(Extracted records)
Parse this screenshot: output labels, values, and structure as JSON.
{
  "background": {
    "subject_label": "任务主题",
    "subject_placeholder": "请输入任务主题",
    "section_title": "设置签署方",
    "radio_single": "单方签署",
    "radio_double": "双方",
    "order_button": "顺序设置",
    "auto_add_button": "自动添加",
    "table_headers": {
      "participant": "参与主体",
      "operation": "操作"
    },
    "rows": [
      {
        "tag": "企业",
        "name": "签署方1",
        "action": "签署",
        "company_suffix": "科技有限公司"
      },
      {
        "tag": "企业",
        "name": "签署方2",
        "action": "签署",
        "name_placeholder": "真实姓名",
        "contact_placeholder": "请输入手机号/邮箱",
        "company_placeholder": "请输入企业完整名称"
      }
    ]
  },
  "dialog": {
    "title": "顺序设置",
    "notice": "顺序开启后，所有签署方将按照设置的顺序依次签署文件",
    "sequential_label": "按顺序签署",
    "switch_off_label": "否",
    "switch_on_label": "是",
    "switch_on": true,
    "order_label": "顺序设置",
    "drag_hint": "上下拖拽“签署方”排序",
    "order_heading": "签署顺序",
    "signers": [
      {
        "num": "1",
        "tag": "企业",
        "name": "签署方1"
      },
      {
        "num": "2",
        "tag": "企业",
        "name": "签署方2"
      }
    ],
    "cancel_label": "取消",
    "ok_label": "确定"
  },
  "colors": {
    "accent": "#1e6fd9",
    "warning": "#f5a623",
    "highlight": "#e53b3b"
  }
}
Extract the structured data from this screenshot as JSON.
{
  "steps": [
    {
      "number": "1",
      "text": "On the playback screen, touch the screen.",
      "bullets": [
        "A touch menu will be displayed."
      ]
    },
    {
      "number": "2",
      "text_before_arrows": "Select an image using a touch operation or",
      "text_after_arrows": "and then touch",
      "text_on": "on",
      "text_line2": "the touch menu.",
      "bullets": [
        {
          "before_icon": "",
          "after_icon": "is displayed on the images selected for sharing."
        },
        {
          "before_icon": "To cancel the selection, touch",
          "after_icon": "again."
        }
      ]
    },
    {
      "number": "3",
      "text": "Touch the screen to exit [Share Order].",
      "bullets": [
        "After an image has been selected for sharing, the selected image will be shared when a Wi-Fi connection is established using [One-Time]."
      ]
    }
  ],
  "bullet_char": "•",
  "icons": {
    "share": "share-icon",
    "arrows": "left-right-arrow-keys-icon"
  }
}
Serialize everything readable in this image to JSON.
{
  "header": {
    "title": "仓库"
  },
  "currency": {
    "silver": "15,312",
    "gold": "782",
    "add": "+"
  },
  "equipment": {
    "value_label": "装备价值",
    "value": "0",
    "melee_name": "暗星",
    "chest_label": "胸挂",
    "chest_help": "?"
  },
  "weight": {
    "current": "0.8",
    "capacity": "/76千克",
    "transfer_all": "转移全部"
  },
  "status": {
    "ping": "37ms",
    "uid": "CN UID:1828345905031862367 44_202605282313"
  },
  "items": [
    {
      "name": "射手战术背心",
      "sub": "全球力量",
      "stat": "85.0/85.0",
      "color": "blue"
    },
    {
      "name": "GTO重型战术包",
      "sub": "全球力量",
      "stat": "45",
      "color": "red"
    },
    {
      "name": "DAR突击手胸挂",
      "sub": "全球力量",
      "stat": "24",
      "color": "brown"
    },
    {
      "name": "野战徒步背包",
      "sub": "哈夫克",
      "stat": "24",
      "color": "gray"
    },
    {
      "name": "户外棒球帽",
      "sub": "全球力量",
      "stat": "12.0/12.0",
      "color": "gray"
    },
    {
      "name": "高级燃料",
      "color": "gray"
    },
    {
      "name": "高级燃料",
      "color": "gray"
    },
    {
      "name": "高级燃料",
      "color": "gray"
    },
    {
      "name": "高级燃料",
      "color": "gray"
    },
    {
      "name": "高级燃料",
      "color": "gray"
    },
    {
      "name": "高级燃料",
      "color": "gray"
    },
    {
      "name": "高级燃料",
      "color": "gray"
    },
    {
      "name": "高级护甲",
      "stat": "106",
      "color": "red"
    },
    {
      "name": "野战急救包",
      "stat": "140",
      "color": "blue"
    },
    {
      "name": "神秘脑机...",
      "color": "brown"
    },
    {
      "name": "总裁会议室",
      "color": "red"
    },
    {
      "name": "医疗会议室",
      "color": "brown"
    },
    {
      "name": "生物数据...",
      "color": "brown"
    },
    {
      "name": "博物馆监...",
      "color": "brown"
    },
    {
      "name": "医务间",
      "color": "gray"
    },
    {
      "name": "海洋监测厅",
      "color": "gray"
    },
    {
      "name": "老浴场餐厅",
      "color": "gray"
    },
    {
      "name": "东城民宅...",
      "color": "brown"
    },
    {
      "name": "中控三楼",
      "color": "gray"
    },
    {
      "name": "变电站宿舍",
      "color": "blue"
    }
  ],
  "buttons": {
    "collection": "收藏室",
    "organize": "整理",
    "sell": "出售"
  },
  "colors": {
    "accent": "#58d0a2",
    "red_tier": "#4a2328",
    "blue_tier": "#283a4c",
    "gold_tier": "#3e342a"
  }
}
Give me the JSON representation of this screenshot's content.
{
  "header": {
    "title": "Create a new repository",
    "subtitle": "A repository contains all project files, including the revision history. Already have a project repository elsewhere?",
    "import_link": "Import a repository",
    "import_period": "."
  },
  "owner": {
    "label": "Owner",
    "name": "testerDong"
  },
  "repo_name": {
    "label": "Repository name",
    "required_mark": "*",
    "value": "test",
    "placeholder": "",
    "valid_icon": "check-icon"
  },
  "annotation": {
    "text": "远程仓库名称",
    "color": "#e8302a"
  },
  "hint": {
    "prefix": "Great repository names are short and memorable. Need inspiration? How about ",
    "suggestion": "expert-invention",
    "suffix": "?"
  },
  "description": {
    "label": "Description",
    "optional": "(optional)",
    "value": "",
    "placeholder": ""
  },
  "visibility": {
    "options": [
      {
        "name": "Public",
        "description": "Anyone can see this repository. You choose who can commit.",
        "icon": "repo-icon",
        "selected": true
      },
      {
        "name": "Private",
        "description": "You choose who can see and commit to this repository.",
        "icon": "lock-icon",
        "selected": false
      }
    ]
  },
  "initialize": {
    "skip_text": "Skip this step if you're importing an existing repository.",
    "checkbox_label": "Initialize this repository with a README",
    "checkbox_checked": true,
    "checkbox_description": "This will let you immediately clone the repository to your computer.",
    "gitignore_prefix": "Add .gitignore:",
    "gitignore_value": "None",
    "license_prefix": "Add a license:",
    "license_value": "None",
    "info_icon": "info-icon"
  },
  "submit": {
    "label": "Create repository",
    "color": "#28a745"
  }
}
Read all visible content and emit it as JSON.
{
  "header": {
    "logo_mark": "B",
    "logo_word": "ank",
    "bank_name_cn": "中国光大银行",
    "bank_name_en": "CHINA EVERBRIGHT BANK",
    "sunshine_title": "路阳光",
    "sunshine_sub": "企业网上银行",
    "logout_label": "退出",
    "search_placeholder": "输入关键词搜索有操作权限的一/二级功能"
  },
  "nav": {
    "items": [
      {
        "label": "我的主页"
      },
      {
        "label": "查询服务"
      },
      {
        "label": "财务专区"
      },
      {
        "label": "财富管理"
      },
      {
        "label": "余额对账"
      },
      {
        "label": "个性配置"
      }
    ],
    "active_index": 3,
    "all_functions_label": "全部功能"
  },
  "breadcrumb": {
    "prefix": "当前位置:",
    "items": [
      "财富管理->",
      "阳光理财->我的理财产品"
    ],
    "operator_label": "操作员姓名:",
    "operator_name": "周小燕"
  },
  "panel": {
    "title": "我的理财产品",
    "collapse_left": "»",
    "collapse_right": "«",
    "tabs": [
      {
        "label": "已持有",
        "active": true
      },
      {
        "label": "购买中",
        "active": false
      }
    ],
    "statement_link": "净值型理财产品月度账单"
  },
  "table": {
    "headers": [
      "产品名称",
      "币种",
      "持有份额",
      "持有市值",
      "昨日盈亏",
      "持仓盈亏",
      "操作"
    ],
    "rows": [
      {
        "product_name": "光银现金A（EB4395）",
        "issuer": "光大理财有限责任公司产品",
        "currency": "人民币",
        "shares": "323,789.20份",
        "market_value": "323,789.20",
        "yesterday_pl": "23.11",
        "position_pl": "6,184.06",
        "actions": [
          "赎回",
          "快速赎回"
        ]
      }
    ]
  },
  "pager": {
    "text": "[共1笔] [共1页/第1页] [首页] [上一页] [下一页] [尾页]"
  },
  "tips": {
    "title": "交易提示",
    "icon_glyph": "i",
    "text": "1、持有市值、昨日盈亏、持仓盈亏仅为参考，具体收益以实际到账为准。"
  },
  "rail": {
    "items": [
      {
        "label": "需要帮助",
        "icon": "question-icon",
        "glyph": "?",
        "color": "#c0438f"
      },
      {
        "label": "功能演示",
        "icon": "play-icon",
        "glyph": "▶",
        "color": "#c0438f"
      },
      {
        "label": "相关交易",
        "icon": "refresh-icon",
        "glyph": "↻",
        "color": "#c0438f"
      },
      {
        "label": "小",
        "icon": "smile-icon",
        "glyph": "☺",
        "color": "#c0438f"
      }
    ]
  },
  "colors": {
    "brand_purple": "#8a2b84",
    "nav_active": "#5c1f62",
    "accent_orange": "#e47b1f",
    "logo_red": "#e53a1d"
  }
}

Exercise instructions: Locate and copy each line in the data above that includes the word "JSON".

The result:
Parse this screenshot: output labels, values, and structure as JSON.
Extract the structured data from this screenshot as JSON.
Serialize everything readable in this image to JSON.
Give me the JSON representation of this screenshot's content.
Read all visible content and emit it as JSON.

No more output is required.